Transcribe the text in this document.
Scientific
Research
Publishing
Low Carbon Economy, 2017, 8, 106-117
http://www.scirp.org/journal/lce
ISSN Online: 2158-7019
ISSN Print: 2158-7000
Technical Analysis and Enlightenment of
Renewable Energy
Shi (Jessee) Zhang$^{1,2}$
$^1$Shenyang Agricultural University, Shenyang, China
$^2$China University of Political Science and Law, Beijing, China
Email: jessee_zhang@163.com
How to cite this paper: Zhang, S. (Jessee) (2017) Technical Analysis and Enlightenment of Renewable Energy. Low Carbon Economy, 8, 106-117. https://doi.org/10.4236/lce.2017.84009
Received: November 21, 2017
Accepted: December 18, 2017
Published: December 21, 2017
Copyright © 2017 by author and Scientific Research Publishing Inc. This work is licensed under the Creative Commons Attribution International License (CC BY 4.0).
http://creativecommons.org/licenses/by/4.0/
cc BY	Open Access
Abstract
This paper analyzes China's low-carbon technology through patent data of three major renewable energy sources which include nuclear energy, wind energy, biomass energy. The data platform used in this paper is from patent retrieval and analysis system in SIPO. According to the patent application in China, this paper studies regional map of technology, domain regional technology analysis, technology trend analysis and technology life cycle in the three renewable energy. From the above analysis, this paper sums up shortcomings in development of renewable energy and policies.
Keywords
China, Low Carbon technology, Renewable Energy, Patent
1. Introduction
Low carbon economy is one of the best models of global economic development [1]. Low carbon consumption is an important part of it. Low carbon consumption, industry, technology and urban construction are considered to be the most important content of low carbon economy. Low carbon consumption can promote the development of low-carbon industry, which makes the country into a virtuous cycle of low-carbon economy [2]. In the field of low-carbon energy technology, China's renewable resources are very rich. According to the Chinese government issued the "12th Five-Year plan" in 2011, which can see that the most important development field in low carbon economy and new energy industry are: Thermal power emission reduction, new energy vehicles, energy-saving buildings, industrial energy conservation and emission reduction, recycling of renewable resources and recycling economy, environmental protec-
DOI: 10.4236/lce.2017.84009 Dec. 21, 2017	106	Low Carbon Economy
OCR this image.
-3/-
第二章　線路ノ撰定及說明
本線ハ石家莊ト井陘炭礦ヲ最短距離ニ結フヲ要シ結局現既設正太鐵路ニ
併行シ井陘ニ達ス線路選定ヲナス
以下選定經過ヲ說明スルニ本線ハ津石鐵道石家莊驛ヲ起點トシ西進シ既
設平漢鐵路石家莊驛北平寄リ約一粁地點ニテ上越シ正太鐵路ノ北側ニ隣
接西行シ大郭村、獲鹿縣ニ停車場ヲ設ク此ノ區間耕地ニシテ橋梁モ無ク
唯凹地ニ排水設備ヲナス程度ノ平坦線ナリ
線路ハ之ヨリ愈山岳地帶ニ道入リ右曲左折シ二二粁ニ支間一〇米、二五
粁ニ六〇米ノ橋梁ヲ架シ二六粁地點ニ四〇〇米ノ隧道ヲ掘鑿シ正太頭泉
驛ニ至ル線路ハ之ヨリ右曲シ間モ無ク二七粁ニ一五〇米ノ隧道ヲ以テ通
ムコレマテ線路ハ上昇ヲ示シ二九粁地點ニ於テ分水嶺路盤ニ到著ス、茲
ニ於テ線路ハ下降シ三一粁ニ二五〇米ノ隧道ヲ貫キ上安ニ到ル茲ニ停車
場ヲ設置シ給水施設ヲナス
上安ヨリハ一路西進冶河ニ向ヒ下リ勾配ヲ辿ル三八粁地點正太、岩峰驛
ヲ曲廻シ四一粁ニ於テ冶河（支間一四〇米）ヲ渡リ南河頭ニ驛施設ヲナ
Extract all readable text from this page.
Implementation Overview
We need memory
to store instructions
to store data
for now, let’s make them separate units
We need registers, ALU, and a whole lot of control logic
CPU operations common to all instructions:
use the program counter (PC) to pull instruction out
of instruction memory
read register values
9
________
Search the data for "text". Copy every matching line.

Transcribe the text in this document.
Extract all readable text from this page.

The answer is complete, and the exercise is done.